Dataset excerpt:
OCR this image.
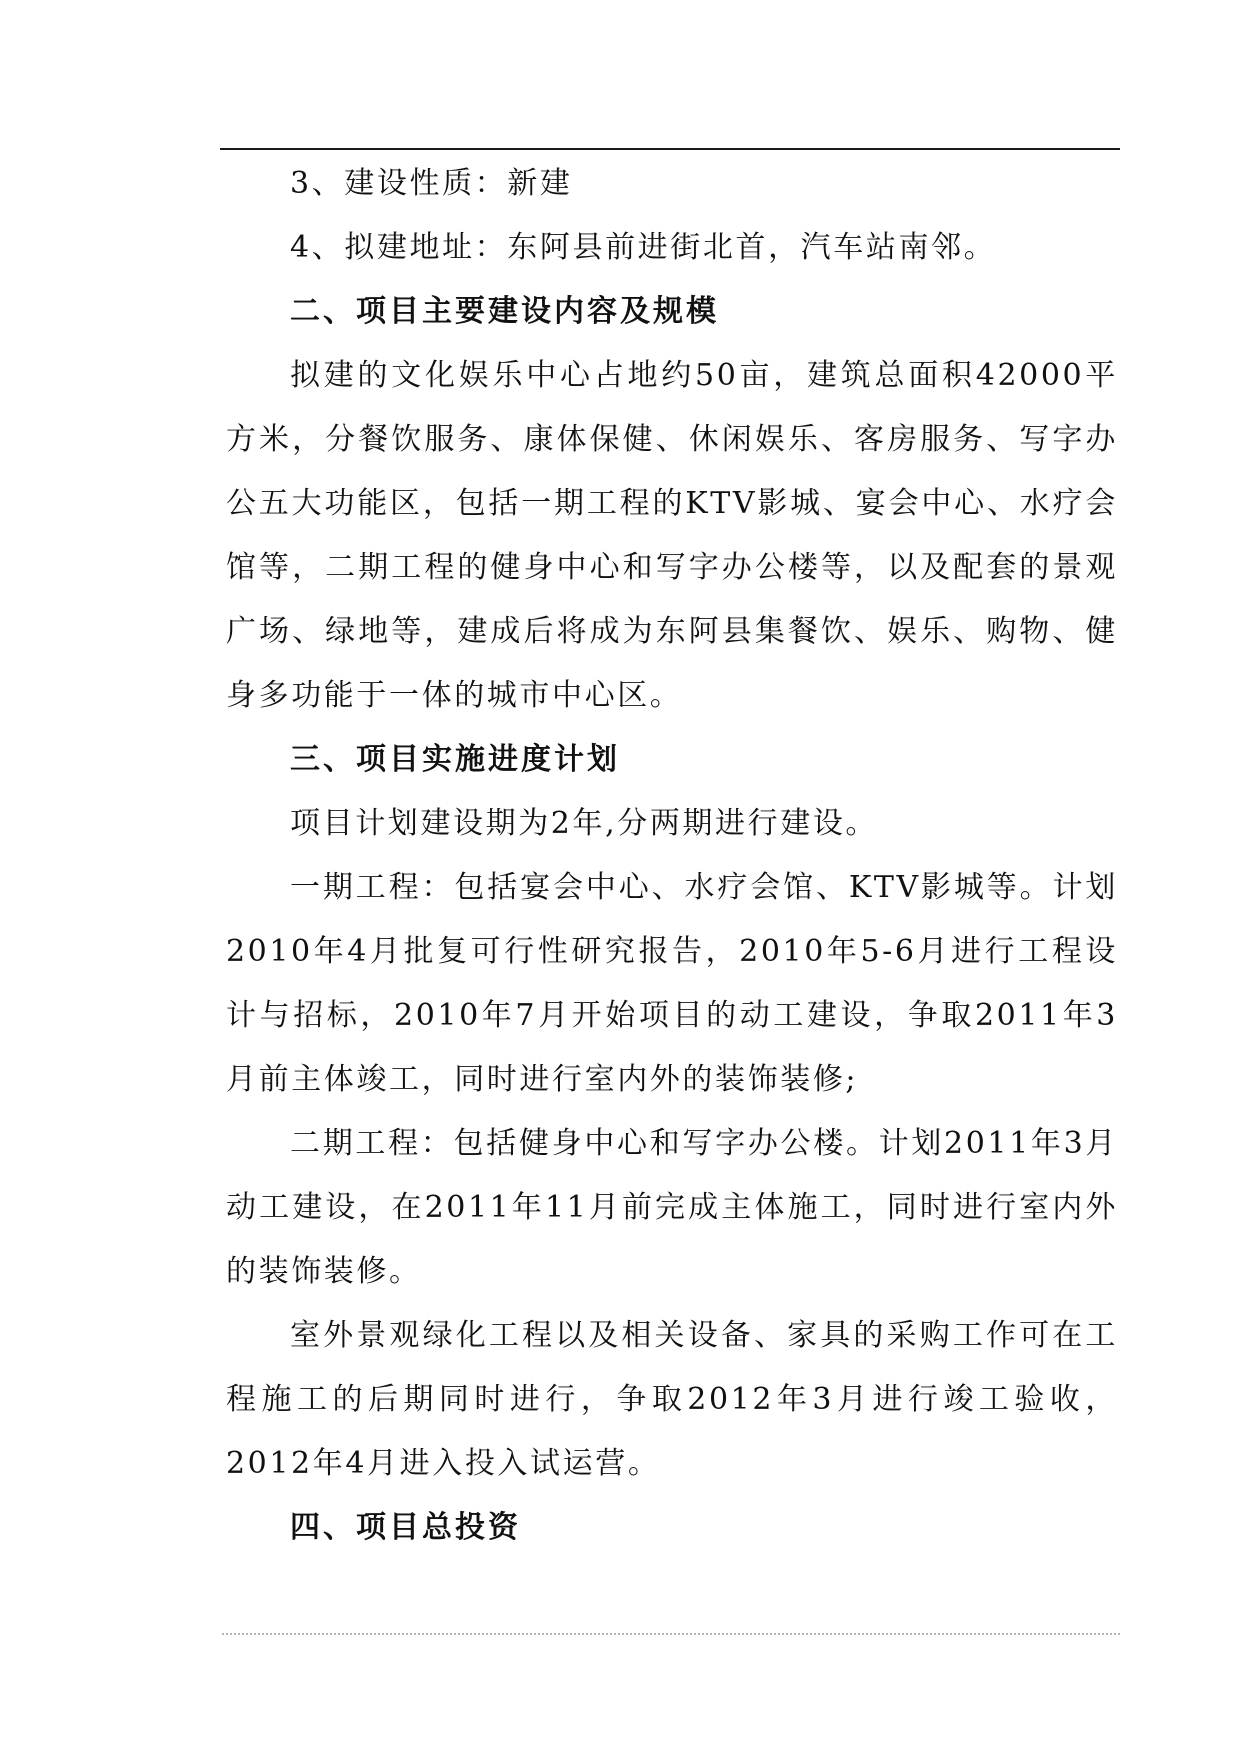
3、建设性质：新建
4、拟建地址：东阿县前进街北首，汽车站南邻。
二、项目主要建设内容及规模
拟建的文化娱乐中心占地约50亩，建筑总面积42000平方米，分餐饮服务、康体保健、休闲娱乐、客房服务、写字办公五大功能区，包括一期工程的KTV影城、宴会中心、水疗会馆等，二期工程的健身中心和写字办公楼等，以及配套的景观广场、绿地等，建成后将成为东阿县集餐饮、娱乐、购物、健身多功能于一体的城市中心区。
三、项目实施进度计划
项目计划建设期为2年,分两期进行建设。
一期工程：包括宴会中心、水疗会馆、KTV影城等。计划2010年4月批复可行性研究报告，2010年5-6月进行工程设计与招标，2010年7月开始项目的动工建设，争取2011年3月前主体竣工，同时进行室内外的装饰装修;
二期工程：包括健身中心和写字办公楼。计划2011年3月动工建设，在2011年11月前完成主体施工，同时进行室内外的装饰装修。
室外景观绿化工程以及相关设备、家具的采购工作可在工程施工的后期同时进行，争取2012年3月进行竣工验收，2012年4月进入投入试运营。
四、项目总投资
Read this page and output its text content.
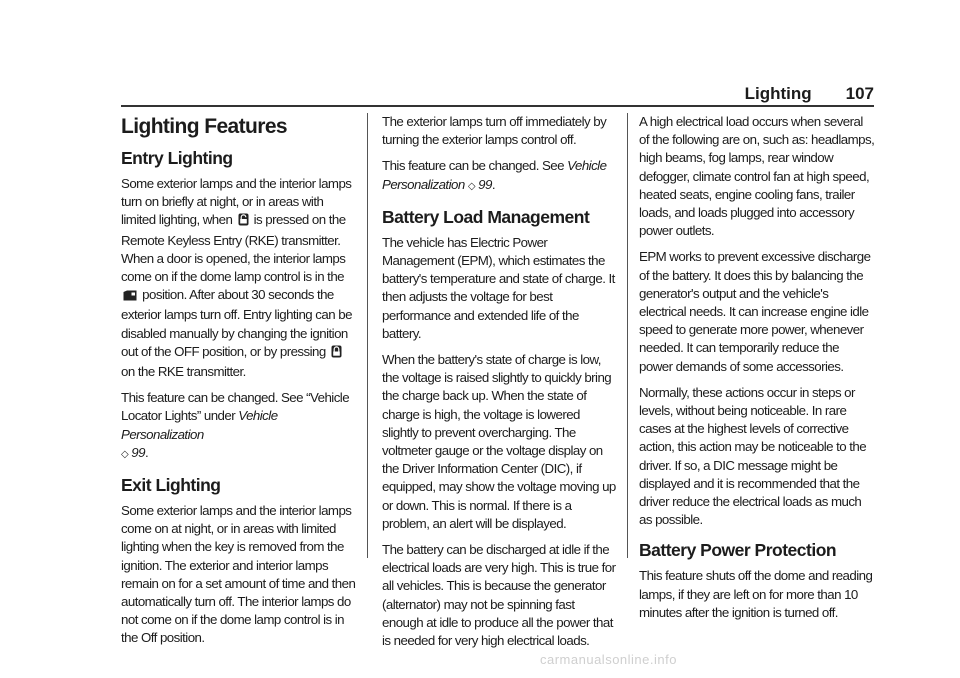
Lighting 107
Lighting Features
Entry Lighting

Some exterior lamps and the interior lamps turn on briefly at night, or in areas with limited lighting, when is pressed on the Remote Keyless Entry (RKE) transmitter. When a door is opened, the interior lamps come on if the dome lamp control is in the  position. After about 30 seconds the exterior lamps turn off. Entry lighting can be disabled manually by changing the ignition out of the OFF position, or by pressing  on the RKE transmitter.

This feature can be changed. See “Vehicle Locator Lights” under Vehicle Personalization
◇ 99.

Exit Lighting

Some exterior lamps and the interior lamps come on at night, or in areas with limited lighting when the key is removed from the ignition. The exterior and interior lamps remain on for a set amount of time and then automatically turn off. The interior lamps do not come on if the dome lamp control is in the Off position.

The exterior lamps turn off immediately by turning the exterior lamps control off.

This feature can be changed. See Vehicle Personalization ◇ 99.

Battery Load Management

The vehicle has Electric Power Management (EPM), which estimates the battery's temperature and state of charge. It then adjusts the voltage for best performance and extended life of the battery.

When the battery's state of charge is low, the voltage is raised slightly to quickly bring the charge back up. When the state of charge is high, the voltage is lowered slightly to prevent overcharging. The voltmeter gauge or the voltage display on the Driver Information Center (DIC), if equipped, may show the voltage moving up or down. This is normal. If there is a problem, an alert will be displayed.

The battery can be discharged at idle if the electrical loads are very high. This is true for all vehicles. This is because the generator (alternator) may not be spinning fast enough at idle to produce all the power that is needed for very high electrical loads.

A high electrical load occurs when several of the following are on, such as: headlamps, high beams, fog lamps, rear window defogger, climate control fan at high speed, heated seats, engine cooling fans, trailer loads, and loads plugged into accessory power outlets.

EPM works to prevent excessive discharge of the battery. It does this by balancing the generator's output and the vehicle's electrical needs. It can increase engine idle speed to generate more power, whenever needed. It can temporarily reduce the power demands of some accessories.

Normally, these actions occur in steps or levels, without being noticeable. In rare cases at the highest levels of corrective action, this action may be noticeable to the driver. If so, a DIC message might be displayed and it is recommended that the driver reduce the electrical loads as much as possible.

Battery Power Protection

This feature shuts off the dome and reading lamps, if they are left on for more than 10 minutes after the ignition is turned off.

carmanualsonline.info
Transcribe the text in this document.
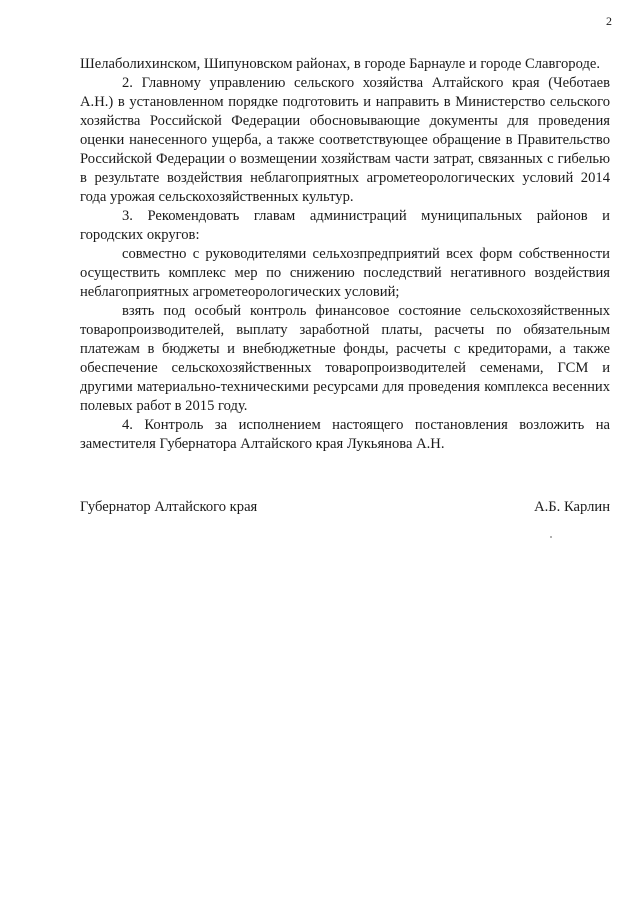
2

Шелаболихинском, Шипуновском районах, в городе Барнауле и городе Славгороде.

2. Главному управлению сельского хозяйства Алтайского края (Чеботаев А.Н.) в установленном порядке подготовить и направить в Министерство сельского хозяйства Российской Федерации обосновывающие документы для проведения оценки нанесенного ущерба, а также соответствующее обращение в Правительство Российской Федерации о возмещении хозяйствам части затрат, связанных с гибелью в результате воздействия неблагоприятных агрометеорологических условий 2014 года урожая сельскохозяйственных культур.

3. Рекомендовать главам администраций муниципальных районов и городских округов:

совместно с руководителями сельхозпредприятий всех форм собственности осуществить комплекс мер по снижению последствий негативного воздействия неблагоприятных агрометеорологических условий;

взять под особый контроль финансовое состояние сельскохозяйственных товаропроизводителей, выплату заработной платы, расчеты по обязательным платежам в бюджеты и внебюджетные фонды, расчеты с кредиторами, а также обеспечение сельскохозяйственных товаропроизводителей семенами, ГСМ и другими материально-техническими ресурсами для проведения комплекса весенних полевых работ в 2015 году.

4. Контроль за исполнением настоящего постановления возложить на заместителя Губернатора Алтайского края Лукьянова А.Н.

Губернатор Алтайского края	А.Б. Карлин
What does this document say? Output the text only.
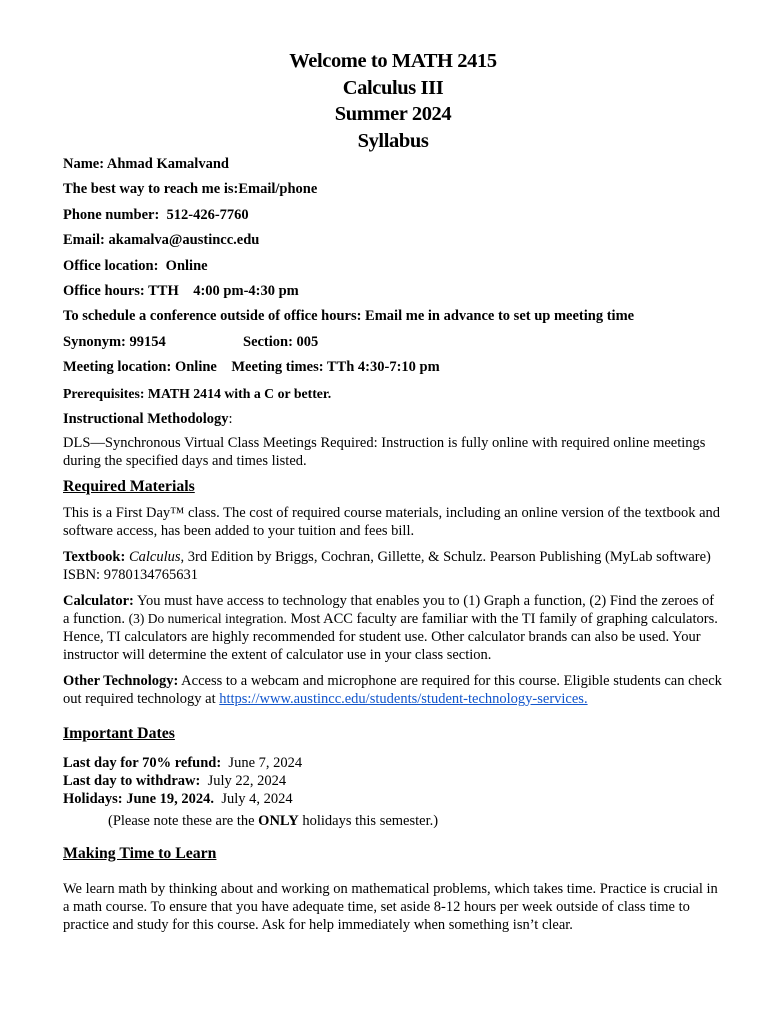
Welcome to MATH 2415
Calculus III
Summer 2024
Syllabus
Name: Ahmad Kamalvand
The best way to reach me is:Email/phone
Phone number:  512-426-7760
Email: akamalva@austincc.edu
Office location:  Online
Office hours: TTH    4:00 pm-4:30 pm
To schedule a conference outside of office hours: Email me in advance to set up meeting time
Synonym: 99154	Section: 005
Meeting location: Online Meeting times: TTh 4:30-7:10 pm
Prerequisites: MATH 2414 with a C or better.
Instructional Methodology:
DLS—Synchronous Virtual Class Meetings Required: Instruction is fully online with required online meetings during the specified days and times listed.
Required Materials
This is a First Day™ class. The cost of required course materials, including an online version of the textbook and software access, has been added to your tuition and fees bill.
Textbook: Calculus, 3rd Edition by Briggs, Cochran, Gillette, & Schulz. Pearson Publishing (MyLab software) ISBN: 9780134765631
Calculator: You must have access to technology that enables you to (1) Graph a function, (2) Find the zeroes of a function. (3) Do numerical integration. Most ACC faculty are familiar with the TI family of graphing calculators. Hence, TI calculators are highly recommended for student use. Other calculator brands can also be used. Your instructor will determine the extent of calculator use in your class section.
Other Technology: Access to a webcam and microphone are required for this course. Eligible students can check out required technology at https://www.austincc.edu/students/student-technology-services.
Important Dates
Last day for 70% refund:  June 7, 2024
Last day to withdraw:  July 22, 2024
Holidays: June 19, 2024.  July 4, 2024
(Please note these are the ONLY holidays this semester.)
Making Time to Learn
We learn math by thinking about and working on mathematical problems, which takes time. Practice is crucial in a math course. To ensure that you have adequate time, set aside 8-12 hours per week outside of class time to practice and study for this course. Ask for help immediately when something isn’t clear.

*INSTRUCTIONS FOR THE TASK*
Repeat all the records above exactly, leaving out any pictures.

*OUTPUT OF THE TASK*
OCR this image.
3、建设性质：新建
4、拟建地址：东阿县前进街北首，汽车站南邻。
二、项目主要建设内容及规模
拟建的文化娱乐中心占地约50亩，建筑总面积42000平方米，分餐饮服务、康体保健、休闲娱乐、客房服务、写字办公五大功能区，包括一期工程的KTV影城、宴会中心、水疗会馆等，二期工程的健身中心和写字办公楼等，以及配套的景观广场、绿地等，建成后将成为东阿县集餐饮、娱乐、购物、健身多功能于一体的城市中心区。
三、项目实施进度计划
项目计划建设期为2年,分两期进行建设。
一期工程：包括宴会中心、水疗会馆、KTV影城等。计划2010年4月批复可行性研究报告，2010年5-6月进行工程设计与招标，2010年7月开始项目的动工建设，争取2011年3月前主体竣工，同时进行室内外的装饰装修;
二期工程：包括健身中心和写字办公楼。计划2011年3月动工建设，在2011年11月前完成主体施工，同时进行室内外的装饰装修。
室外景观绿化工程以及相关设备、家具的采购工作可在工程施工的后期同时进行，争取2012年3月进行竣工验收，2012年4月进入投入试运营。
四、项目总投资
Read this page and output its text content.
Lighting 107
Lighting Features
Entry Lighting

Some exterior lamps and the interior lamps turn on briefly at night, or in areas with limited lighting, when is pressed on the Remote Keyless Entry (RKE) transmitter. When a door is opened, the interior lamps come on if the dome lamp control is in the  position. After about 30 seconds the exterior lamps turn off. Entry lighting can be disabled manually by changing the ignition out of the OFF position, or by pressing  on the RKE transmitter.

This feature can be changed. See “Vehicle Locator Lights” under Vehicle Personalization
◇ 99.

Exit Lighting

Some exterior lamps and the interior lamps come on at night, or in areas with limited lighting when the key is removed from the ignition. The exterior and interior lamps remain on for a set amount of time and then automatically turn off. The interior lamps do not come on if the dome lamp control is in the Off position.

The exterior lamps turn off immediately by turning the exterior lamps control off.

This feature can be changed. See Vehicle Personalization ◇ 99.

Battery Load Management

The vehicle has Electric Power Management (EPM), which estimates the battery's temperature and state of charge. It then adjusts the voltage for best performance and extended life of the battery.

When the battery's state of charge is low, the voltage is raised slightly to quickly bring the charge back up. When the state of charge is high, the voltage is lowered slightly to prevent overcharging. The voltmeter gauge or the voltage display on the Driver Information Center (DIC), if equipped, may show the voltage moving up or down. This is normal. If there is a problem, an alert will be displayed.

The battery can be discharged at idle if the electrical loads are very high. This is true for all vehicles. This is because the generator (alternator) may not be spinning fast enough at idle to produce all the power that is needed for very high electrical loads.

A high electrical load occurs when several of the following are on, such as: headlamps, high beams, fog lamps, rear window defogger, climate control fan at high speed, heated seats, engine cooling fans, trailer loads, and loads plugged into accessory power outlets.

EPM works to prevent excessive discharge of the battery. It does this by balancing the generator's output and the vehicle's electrical needs. It can increase engine idle speed to generate more power, whenever needed. It can temporarily reduce the power demands of some accessories.

Normally, these actions occur in steps or levels, without being noticeable. In rare cases at the highest levels of corrective action, this action may be noticeable to the driver. If so, a DIC message might be displayed and it is recommended that the driver reduce the electrical loads as much as possible.

Battery Power Protection

This feature shuts off the dome and reading lamps, if they are left on for more than 10 minutes after the ignition is turned off.

carmanualsonline.info
Transcribe the text in this document.
2

Шелаболихинском, Шипуновском районах, в городе Барнауле и городе Славгороде.

2. Главному управлению сельского хозяйства Алтайского края (Чеботаев А.Н.) в установленном порядке подготовить и направить в Министерство сельского хозяйства Российской Федерации обосновывающие документы для проведения оценки нанесенного ущерба, а также соответствующее обращение в Правительство Российской Федерации о возмещении хозяйствам части затрат, связанных с гибелью в результате воздействия неблагоприятных агрометеорологических условий 2014 года урожая сельскохозяйственных культур.

3. Рекомендовать главам администраций муниципальных районов и городских округов:

совместно с руководителями сельхозпредприятий всех форм собственности осуществить комплекс мер по снижению последствий негативного воздействия неблагоприятных агрометеорологических условий;

взять под особый контроль финансовое состояние сельскохозяйственных товаропроизводителей, выплату заработной платы, расчеты по обязательным платежам в бюджеты и внебюджетные фонды, расчеты с кредиторами, а также обеспечение сельскохозяйственных товаропроизводителей семенами, ГСМ и другими материально-техническими ресурсами для проведения комплекса весенних полевых работ в 2015 году.

4. Контроль за исполнением настоящего постановления возложить на заместителя Губернатора Алтайского края Лукьянова А.Н.

Губернатор Алтайского края	А.Б. Карлин
What does this document say? Output the text only.
Welcome to MATH 2415
Calculus III
Summer 2024
Syllabus
Name: Ahmad Kamalvand
The best way to reach me is:Email/phone
Phone number:  512-426-7760
Email: akamalva@austincc.edu
Office location:  Online
Office hours: TTH    4:00 pm-4:30 pm
To schedule a conference outside of office hours: Email me in advance to set up meeting time
Synonym: 99154	Section: 005
Meeting location: Online Meeting times: TTh 4:30-7:10 pm
Prerequisites: MATH 2414 with a C or better.
Instructional Methodology:
DLS—Synchronous Virtual Class Meetings Required: Instruction is fully online with required online meetings during the specified days and times listed.
Required Materials
This is a First Day™ class. The cost of required course materials, including an online version of the textbook and software access, has been added to your tuition and fees bill.
Textbook: Calculus, 3rd Edition by Briggs, Cochran, Gillette, & Schulz. Pearson Publishing (MyLab software) ISBN: 9780134765631
Calculator: You must have access to technology that enables you to (1) Graph a function, (2) Find the zeroes of a function. (3) Do numerical integration. Most ACC faculty are familiar with the TI family of graphing calculators. Hence, TI calculators are highly recommended for student use. Other calculator brands can also be used. Your instructor will determine the extent of calculator use in your class section.
Other Technology: Access to a webcam and microphone are required for this course. Eligible students can check out required technology at https://www.austincc.edu/students/student-technology-services.
Important Dates
Last day for 70% refund:  June 7, 2024
Last day to withdraw:  July 22, 2024
Holidays: June 19, 2024.  July 4, 2024
(Please note these are the ONLY holidays this semester.)
Making Time to Learn
We learn math by thinking about and working on mathematical problems, which takes time. Practice is crucial in a math course. To ensure that you have adequate time, set aside 8-12 hours per week outside of class time to practice and study for this course. Ask for help immediately when something isn’t clear.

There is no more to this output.